* The task
Copy each line of the records that holds the string "data".

________________________________________

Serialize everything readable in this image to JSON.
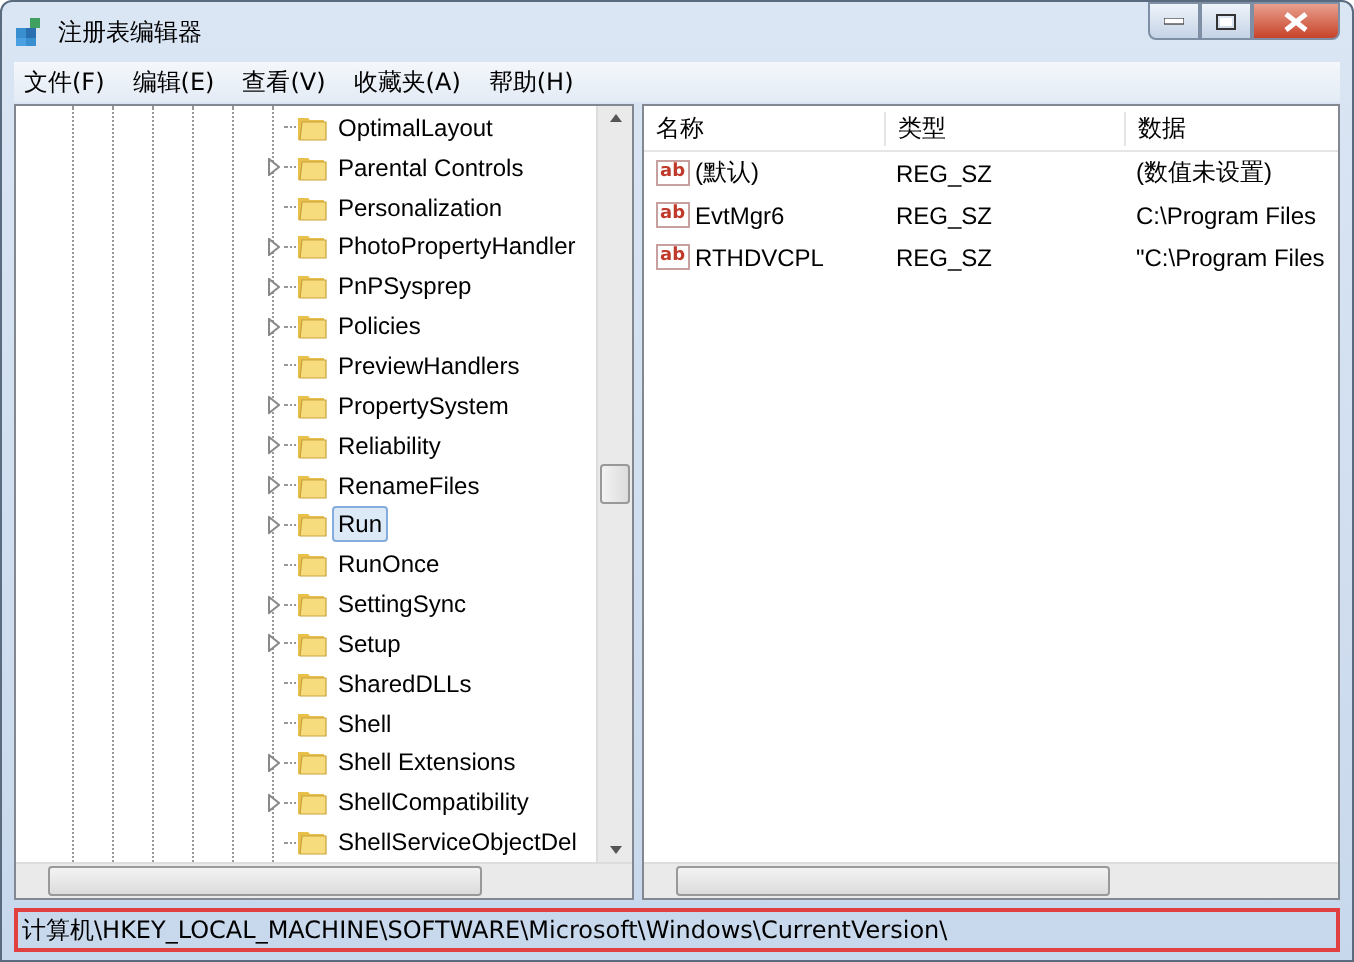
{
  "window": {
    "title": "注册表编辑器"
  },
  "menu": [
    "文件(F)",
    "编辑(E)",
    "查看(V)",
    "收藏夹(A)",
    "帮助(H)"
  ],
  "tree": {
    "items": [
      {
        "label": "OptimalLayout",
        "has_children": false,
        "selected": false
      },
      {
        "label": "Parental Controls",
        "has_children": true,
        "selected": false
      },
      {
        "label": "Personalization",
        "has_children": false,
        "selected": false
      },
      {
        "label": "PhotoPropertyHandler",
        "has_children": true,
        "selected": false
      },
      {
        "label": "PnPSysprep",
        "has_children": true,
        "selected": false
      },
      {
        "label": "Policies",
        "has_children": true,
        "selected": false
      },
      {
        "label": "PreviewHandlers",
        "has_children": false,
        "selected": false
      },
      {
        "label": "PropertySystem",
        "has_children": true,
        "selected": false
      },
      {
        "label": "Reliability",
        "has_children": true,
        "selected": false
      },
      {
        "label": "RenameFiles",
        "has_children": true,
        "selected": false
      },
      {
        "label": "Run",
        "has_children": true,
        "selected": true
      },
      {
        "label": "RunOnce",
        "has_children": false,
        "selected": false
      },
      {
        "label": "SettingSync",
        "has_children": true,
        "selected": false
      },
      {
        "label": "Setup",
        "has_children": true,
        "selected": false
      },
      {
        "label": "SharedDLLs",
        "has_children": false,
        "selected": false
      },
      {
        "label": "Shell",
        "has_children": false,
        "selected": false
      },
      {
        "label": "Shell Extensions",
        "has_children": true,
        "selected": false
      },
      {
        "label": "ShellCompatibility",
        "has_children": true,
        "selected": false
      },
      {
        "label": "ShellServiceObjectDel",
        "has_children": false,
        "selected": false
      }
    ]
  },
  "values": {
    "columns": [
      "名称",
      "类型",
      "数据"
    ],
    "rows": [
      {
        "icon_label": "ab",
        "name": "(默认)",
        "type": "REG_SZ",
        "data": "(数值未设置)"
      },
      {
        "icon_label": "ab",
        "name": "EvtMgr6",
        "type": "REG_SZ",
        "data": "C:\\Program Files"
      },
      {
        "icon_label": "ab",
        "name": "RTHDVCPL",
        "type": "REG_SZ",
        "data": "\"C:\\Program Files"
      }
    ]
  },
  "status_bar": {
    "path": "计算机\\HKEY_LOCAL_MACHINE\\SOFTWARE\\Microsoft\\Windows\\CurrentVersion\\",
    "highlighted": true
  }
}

________________________________________

* Task result
        "data": "(数值未设置)"
        "data": "C:\\Program Files"
        "data": "\"C:\\Program Files"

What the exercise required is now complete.